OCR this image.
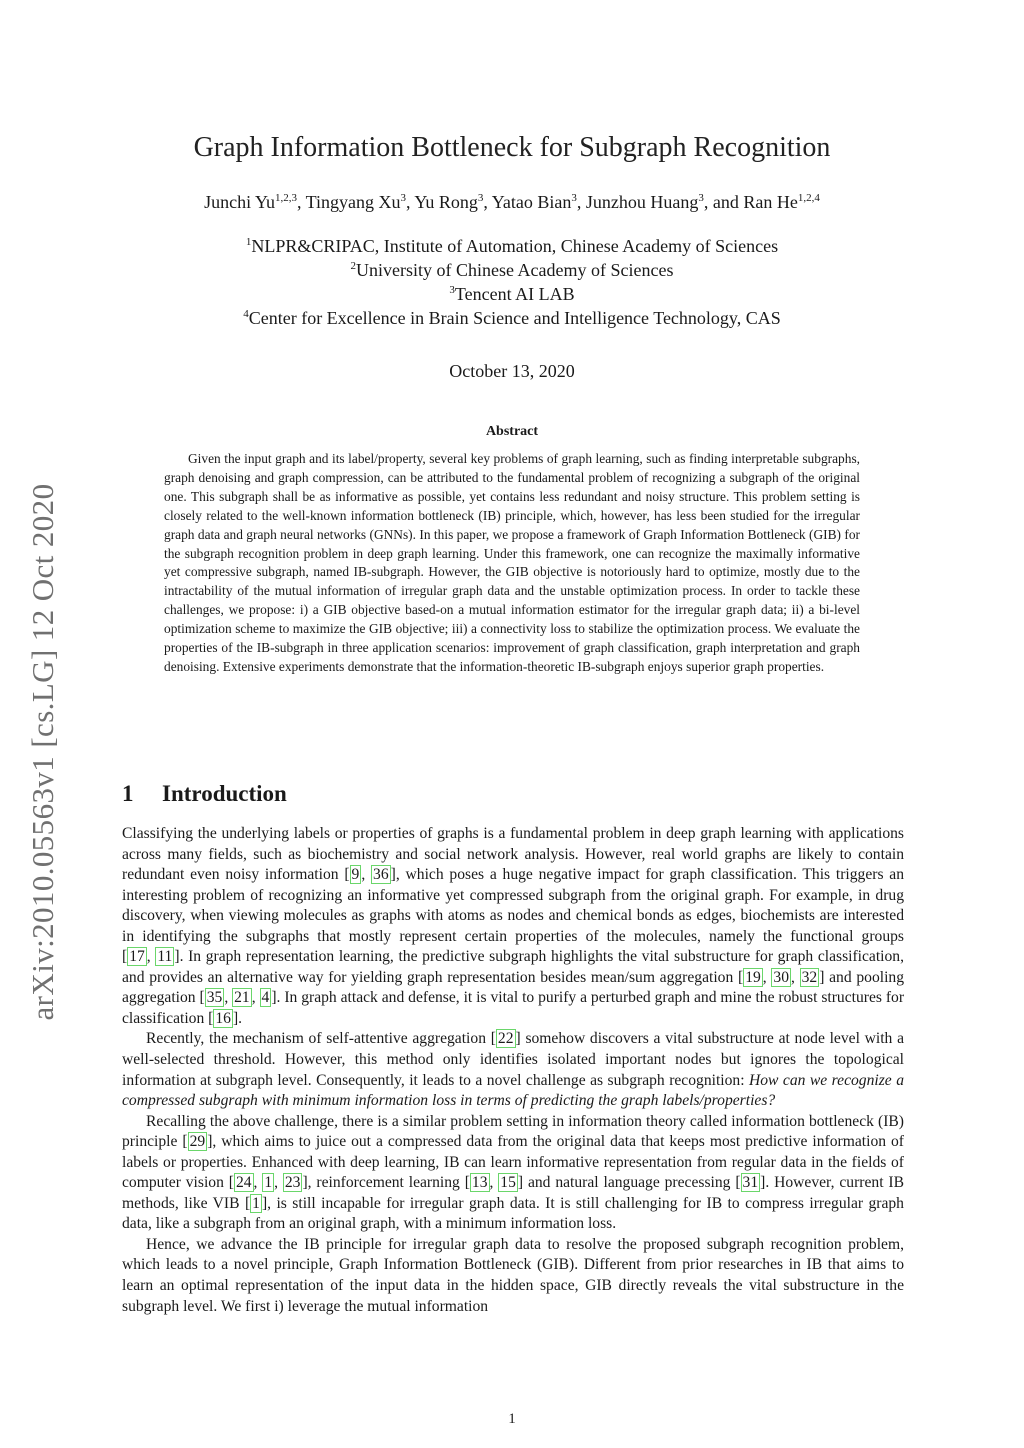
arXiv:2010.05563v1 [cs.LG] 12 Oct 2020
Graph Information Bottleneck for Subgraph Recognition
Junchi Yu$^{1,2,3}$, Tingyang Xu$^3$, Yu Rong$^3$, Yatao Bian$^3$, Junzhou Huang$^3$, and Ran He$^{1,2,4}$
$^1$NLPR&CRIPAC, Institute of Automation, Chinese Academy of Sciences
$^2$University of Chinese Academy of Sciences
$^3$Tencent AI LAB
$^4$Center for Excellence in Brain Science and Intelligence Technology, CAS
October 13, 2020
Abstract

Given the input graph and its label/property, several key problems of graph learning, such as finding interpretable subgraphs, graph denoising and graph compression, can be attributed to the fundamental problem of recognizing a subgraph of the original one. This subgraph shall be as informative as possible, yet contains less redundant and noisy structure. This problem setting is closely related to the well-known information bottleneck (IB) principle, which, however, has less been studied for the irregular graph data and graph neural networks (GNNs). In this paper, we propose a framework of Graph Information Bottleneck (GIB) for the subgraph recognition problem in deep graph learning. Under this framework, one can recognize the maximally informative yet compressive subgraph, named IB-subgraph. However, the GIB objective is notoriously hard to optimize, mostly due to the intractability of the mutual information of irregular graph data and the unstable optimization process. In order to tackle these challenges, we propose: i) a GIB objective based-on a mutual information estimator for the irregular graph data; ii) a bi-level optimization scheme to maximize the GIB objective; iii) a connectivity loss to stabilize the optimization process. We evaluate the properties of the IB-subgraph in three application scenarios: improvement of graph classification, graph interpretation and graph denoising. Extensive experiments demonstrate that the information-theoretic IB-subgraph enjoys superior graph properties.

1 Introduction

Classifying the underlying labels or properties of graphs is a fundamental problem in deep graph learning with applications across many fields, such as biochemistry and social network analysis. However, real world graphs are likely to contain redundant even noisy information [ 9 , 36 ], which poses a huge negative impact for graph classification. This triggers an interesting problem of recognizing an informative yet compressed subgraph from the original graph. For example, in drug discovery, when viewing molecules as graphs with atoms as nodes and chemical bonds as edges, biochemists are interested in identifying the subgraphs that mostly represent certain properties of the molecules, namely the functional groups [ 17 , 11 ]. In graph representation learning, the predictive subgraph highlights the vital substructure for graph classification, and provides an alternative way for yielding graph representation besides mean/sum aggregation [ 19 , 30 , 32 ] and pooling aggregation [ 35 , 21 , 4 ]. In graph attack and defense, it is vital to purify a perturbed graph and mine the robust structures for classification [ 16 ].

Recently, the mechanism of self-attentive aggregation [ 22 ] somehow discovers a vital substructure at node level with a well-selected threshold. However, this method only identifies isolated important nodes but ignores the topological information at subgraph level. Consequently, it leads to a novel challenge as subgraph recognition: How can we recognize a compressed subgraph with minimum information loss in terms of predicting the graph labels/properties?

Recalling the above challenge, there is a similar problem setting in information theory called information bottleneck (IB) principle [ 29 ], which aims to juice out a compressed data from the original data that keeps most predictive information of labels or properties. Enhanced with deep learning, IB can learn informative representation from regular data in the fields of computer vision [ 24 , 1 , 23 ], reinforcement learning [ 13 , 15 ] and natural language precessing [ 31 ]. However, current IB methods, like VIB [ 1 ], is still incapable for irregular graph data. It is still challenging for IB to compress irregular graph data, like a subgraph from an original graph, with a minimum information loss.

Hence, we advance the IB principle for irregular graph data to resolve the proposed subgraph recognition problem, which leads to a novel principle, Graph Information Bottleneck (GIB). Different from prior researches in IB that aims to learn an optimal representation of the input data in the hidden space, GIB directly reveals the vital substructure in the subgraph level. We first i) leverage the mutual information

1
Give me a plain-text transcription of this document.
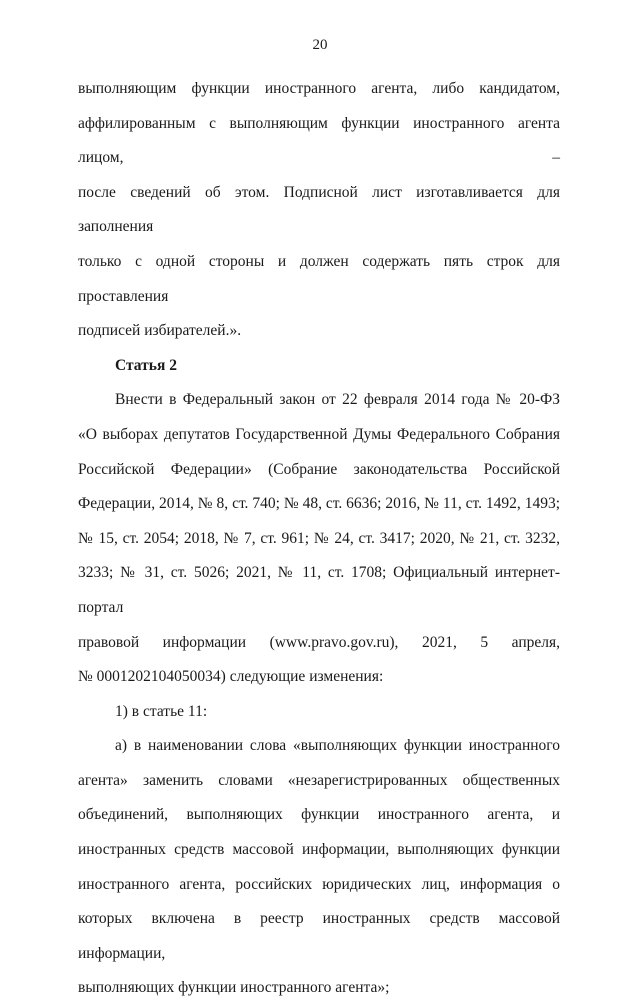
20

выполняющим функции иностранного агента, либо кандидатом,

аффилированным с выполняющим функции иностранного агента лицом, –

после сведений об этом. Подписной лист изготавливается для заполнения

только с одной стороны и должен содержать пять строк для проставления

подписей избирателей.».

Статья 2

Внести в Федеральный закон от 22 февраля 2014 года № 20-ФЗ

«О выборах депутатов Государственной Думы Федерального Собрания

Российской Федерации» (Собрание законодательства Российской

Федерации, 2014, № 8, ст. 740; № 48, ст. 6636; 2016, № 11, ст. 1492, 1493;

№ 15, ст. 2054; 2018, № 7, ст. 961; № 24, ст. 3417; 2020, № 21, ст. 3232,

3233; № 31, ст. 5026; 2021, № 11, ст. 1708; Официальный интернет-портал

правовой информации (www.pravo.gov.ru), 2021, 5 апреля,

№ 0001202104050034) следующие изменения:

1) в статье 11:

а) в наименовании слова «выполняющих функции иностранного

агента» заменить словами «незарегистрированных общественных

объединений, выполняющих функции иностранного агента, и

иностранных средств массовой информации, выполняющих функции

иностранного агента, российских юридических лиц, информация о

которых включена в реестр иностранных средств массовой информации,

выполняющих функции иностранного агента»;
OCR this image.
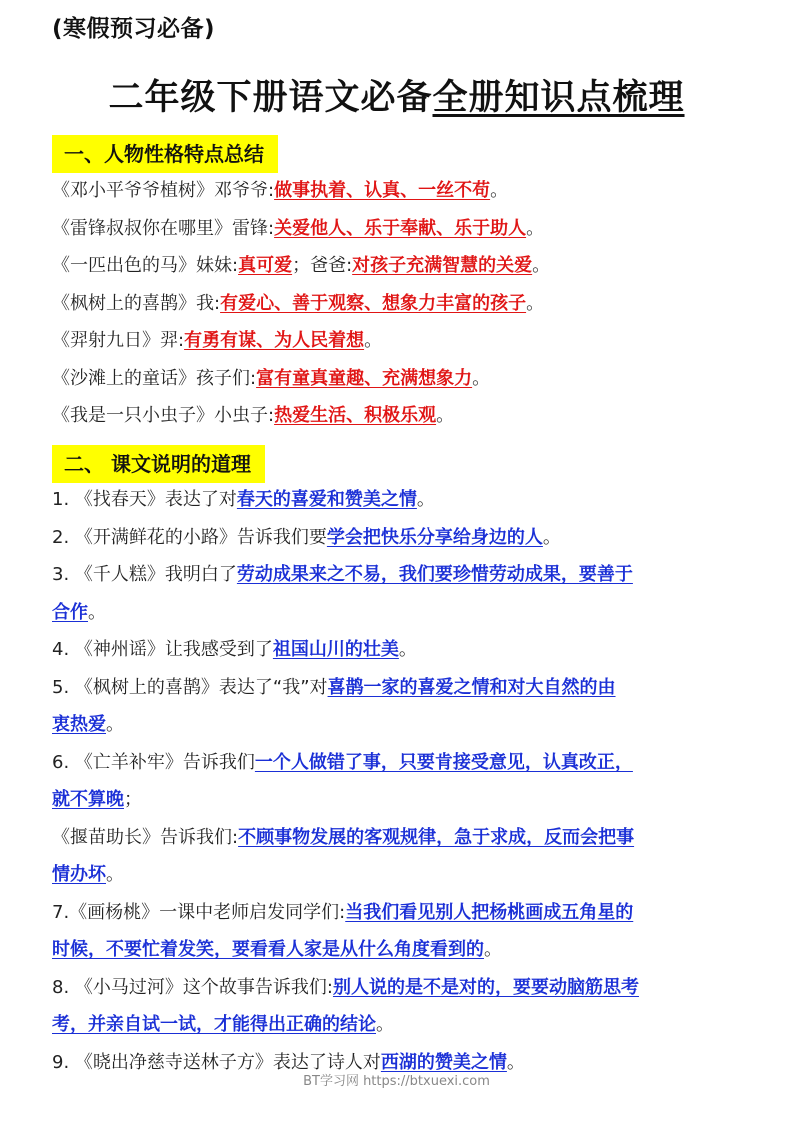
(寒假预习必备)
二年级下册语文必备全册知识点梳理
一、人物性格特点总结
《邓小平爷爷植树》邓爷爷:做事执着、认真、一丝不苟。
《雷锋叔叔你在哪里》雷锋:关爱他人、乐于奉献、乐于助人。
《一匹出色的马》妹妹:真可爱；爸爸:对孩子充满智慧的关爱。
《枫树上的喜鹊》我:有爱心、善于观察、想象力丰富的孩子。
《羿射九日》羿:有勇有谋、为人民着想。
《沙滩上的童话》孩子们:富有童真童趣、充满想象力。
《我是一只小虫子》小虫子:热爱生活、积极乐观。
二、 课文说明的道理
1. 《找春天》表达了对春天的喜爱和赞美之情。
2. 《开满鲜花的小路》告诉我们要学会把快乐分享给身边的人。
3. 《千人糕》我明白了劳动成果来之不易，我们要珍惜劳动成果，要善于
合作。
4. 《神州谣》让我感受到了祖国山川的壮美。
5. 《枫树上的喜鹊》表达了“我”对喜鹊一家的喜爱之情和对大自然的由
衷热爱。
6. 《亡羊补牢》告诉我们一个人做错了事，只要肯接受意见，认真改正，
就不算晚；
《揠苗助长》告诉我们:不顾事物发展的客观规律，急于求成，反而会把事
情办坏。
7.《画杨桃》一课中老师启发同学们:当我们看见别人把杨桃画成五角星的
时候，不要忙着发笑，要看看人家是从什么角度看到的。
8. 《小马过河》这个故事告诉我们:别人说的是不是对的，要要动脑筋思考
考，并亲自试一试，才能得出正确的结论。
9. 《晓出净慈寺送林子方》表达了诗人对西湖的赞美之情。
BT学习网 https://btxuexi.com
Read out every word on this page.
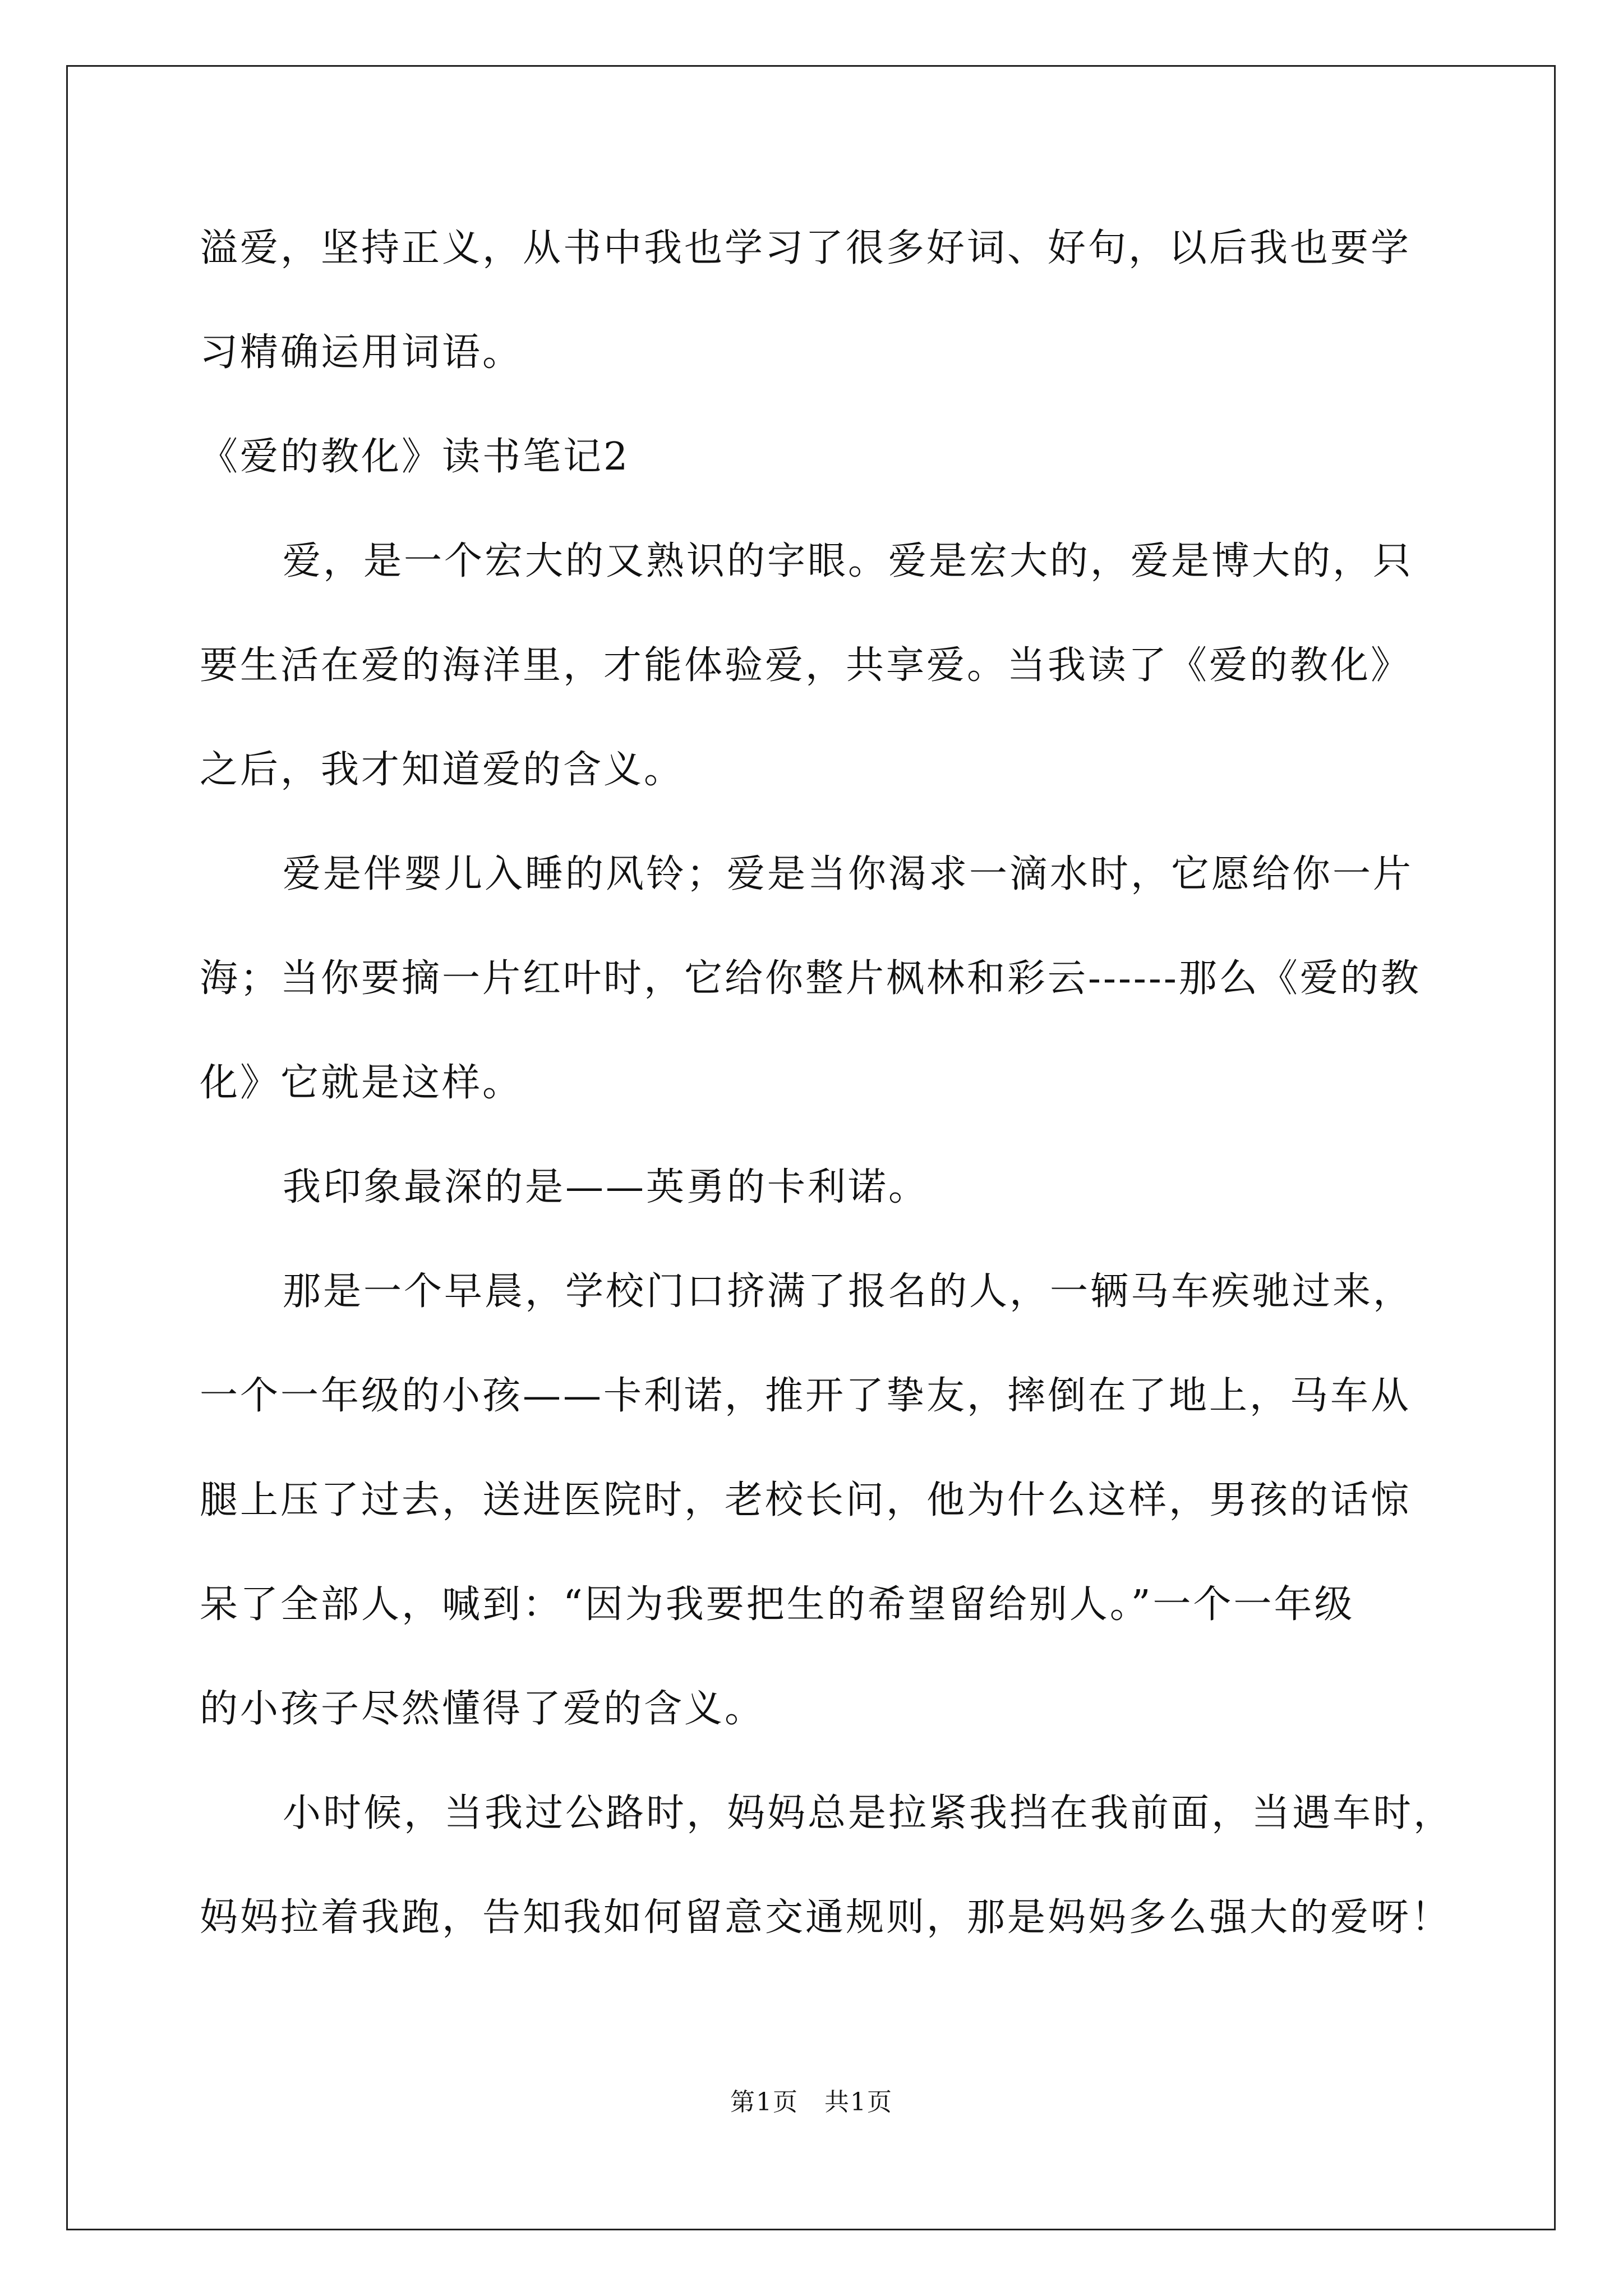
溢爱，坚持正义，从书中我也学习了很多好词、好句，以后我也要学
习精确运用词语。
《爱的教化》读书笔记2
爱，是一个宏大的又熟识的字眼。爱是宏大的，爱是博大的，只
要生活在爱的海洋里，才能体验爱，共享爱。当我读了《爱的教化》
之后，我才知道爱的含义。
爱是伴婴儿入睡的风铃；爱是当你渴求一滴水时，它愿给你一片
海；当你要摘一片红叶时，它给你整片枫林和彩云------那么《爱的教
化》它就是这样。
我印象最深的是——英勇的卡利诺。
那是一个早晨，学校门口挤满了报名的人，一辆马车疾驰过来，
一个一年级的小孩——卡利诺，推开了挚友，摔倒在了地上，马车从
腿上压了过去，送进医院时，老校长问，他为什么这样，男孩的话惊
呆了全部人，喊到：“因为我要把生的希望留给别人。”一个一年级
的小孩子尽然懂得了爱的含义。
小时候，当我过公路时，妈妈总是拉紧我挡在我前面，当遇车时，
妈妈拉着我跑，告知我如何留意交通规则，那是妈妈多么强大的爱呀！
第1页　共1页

----

- [To be done] Copy the final stretch of lines, starting at the one that holds "Read out every word on this page." and ending at the last line of the data, exactly; omit pictures.

- [Problem solution]
Read out every word on this page.
溢爱，坚持正义，从书中我也学习了很多好词、好句，以后我也要学
习精确运用词语。
《爱的教化》读书笔记2
爱，是一个宏大的又熟识的字眼。爱是宏大的，爱是博大的，只
要生活在爱的海洋里，才能体验爱，共享爱。当我读了《爱的教化》
之后，我才知道爱的含义。
爱是伴婴儿入睡的风铃；爱是当你渴求一滴水时，它愿给你一片
海；当你要摘一片红叶时，它给你整片枫林和彩云------那么《爱的教
化》它就是这样。
我印象最深的是——英勇的卡利诺。
那是一个早晨，学校门口挤满了报名的人，一辆马车疾驰过来，
一个一年级的小孩——卡利诺，推开了挚友，摔倒在了地上，马车从
腿上压了过去，送进医院时，老校长问，他为什么这样，男孩的话惊
呆了全部人，喊到：“因为我要把生的希望留给别人。”一个一年级
的小孩子尽然懂得了爱的含义。
小时候，当我过公路时，妈妈总是拉紧我挡在我前面，当遇车时，
妈妈拉着我跑，告知我如何留意交通规则，那是妈妈多么强大的爱呀！
第1页　共1页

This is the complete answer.